Reproduce every record below exactly as written, but leave out any pictures.
.....
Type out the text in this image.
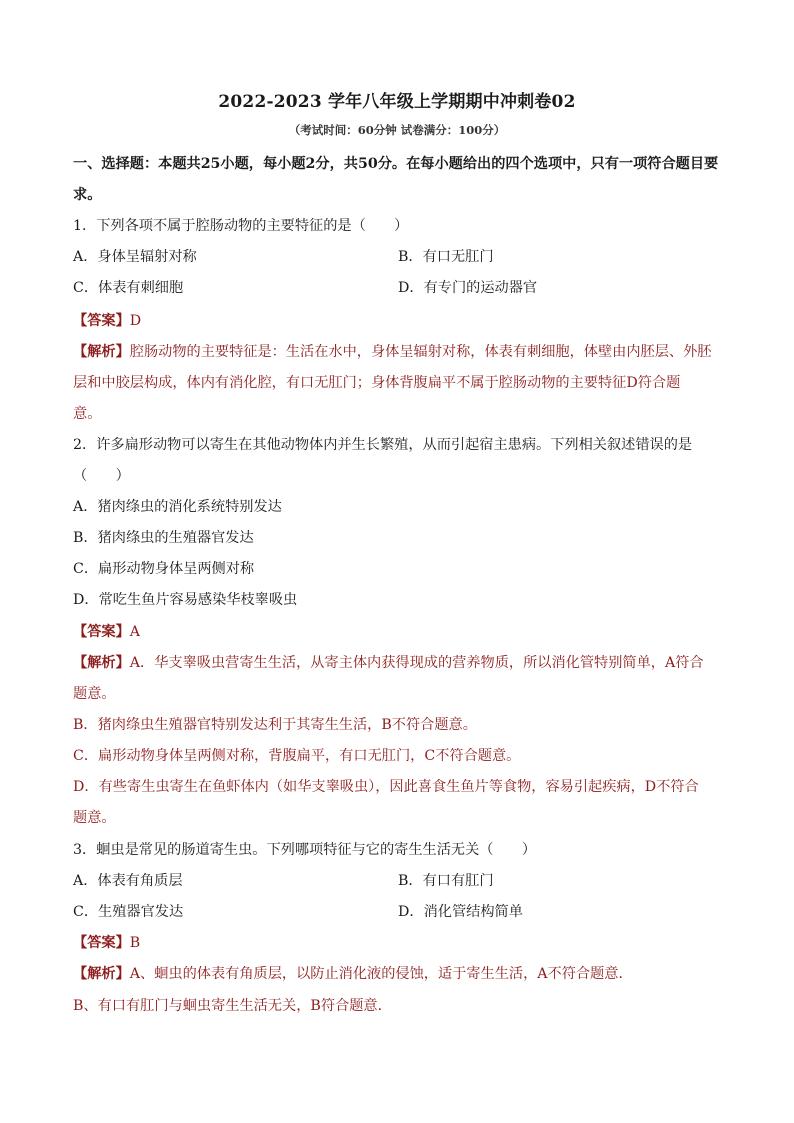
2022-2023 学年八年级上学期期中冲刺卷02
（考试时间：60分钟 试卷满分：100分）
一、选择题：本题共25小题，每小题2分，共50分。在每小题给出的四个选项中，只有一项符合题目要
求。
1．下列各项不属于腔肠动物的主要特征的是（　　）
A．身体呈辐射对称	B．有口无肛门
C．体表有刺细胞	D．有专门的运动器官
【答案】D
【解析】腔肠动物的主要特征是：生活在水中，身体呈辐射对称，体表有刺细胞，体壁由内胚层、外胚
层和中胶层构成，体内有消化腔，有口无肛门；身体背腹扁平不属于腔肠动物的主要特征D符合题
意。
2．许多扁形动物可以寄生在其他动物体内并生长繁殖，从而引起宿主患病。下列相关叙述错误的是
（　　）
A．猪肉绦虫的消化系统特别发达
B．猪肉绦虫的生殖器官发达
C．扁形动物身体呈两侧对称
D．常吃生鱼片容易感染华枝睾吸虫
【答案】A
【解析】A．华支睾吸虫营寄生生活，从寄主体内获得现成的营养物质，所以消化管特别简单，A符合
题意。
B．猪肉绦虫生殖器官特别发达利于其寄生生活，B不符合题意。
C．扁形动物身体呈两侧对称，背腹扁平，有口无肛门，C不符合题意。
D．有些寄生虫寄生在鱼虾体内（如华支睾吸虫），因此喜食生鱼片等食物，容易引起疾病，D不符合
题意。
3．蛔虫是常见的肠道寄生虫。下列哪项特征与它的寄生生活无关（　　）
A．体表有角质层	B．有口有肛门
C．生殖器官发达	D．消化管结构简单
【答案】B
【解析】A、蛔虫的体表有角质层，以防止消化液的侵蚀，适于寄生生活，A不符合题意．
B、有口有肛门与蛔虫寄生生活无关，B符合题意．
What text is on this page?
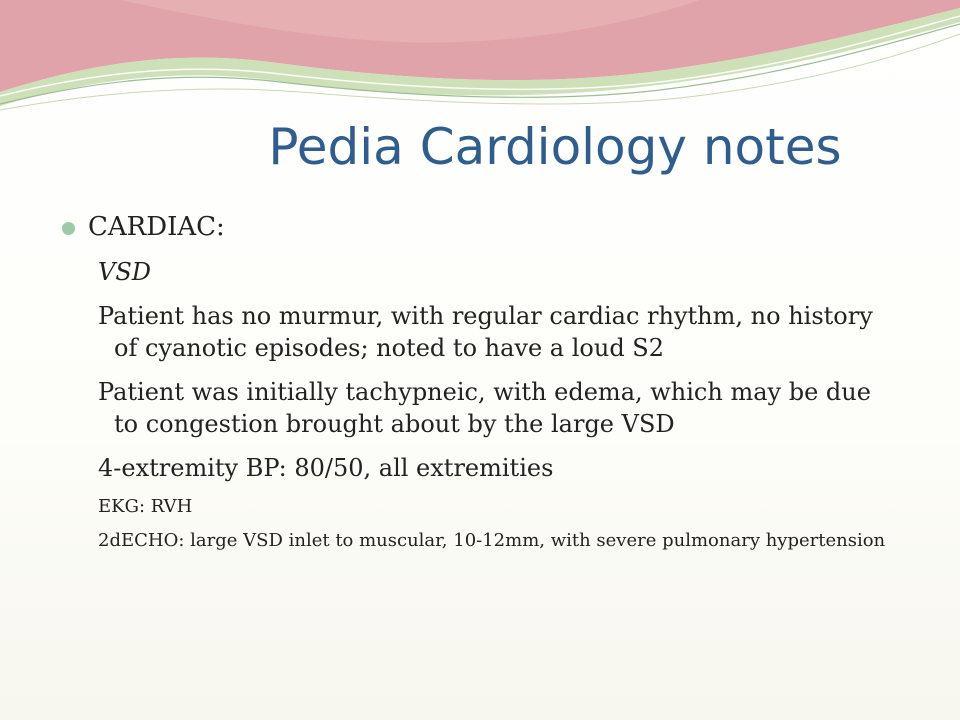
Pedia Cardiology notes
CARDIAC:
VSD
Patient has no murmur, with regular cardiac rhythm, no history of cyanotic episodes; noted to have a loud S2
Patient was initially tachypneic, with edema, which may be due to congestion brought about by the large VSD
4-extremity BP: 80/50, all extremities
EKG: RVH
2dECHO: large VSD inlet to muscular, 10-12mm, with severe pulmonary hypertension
.....
* _RESPONSE FOR THIS EXERCISE_:
Type out the text in this image.
2022-2023 学年八年级上学期期中冲刺卷02
（考试时间：60分钟 试卷满分：100分）
一、选择题：本题共25小题，每小题2分，共50分。在每小题给出的四个选项中，只有一项符合题目要
求。
1．下列各项不属于腔肠动物的主要特征的是（　　）
A．身体呈辐射对称	B．有口无肛门
C．体表有刺细胞	D．有专门的运动器官
【答案】D
【解析】腔肠动物的主要特征是：生活在水中，身体呈辐射对称，体表有刺细胞，体壁由内胚层、外胚
层和中胶层构成，体内有消化腔，有口无肛门；身体背腹扁平不属于腔肠动物的主要特征D符合题
意。
2．许多扁形动物可以寄生在其他动物体内并生长繁殖，从而引起宿主患病。下列相关叙述错误的是
（　　）
A．猪肉绦虫的消化系统特别发达
B．猪肉绦虫的生殖器官发达
C．扁形动物身体呈两侧对称
D．常吃生鱼片容易感染华枝睾吸虫
【答案】A
【解析】A．华支睾吸虫营寄生生活，从寄主体内获得现成的营养物质，所以消化管特别简单，A符合
题意。
B．猪肉绦虫生殖器官特别发达利于其寄生生活，B不符合题意。
C．扁形动物身体呈两侧对称，背腹扁平，有口无肛门，C不符合题意。
D．有些寄生虫寄生在鱼虾体内（如华支睾吸虫），因此喜食生鱼片等食物，容易引起疾病，D不符合
题意。
3．蛔虫是常见的肠道寄生虫。下列哪项特征与它的寄生生活无关（　　）
A．体表有角质层	B．有口有肛门
C．生殖器官发达	D．消化管结构简单
【答案】B
【解析】A、蛔虫的体表有角质层，以防止消化液的侵蚀，适于寄生生活，A不符合题意．
B、有口有肛门与蛔虫寄生生活无关，B符合题意．
What text is on this page?
Pedia Cardiology notes
CARDIAC:
VSD
Patient has no murmur, with regular cardiac rhythm, no history of cyanotic episodes; noted to have a loud S2
Patient was initially tachypneic, with edema, which may be due to congestion brought about by the large VSD
4-extremity BP: 80/50, all extremities
EKG: RVH
2dECHO: large VSD inlet to muscular, 10-12mm, with severe pulmonary hypertension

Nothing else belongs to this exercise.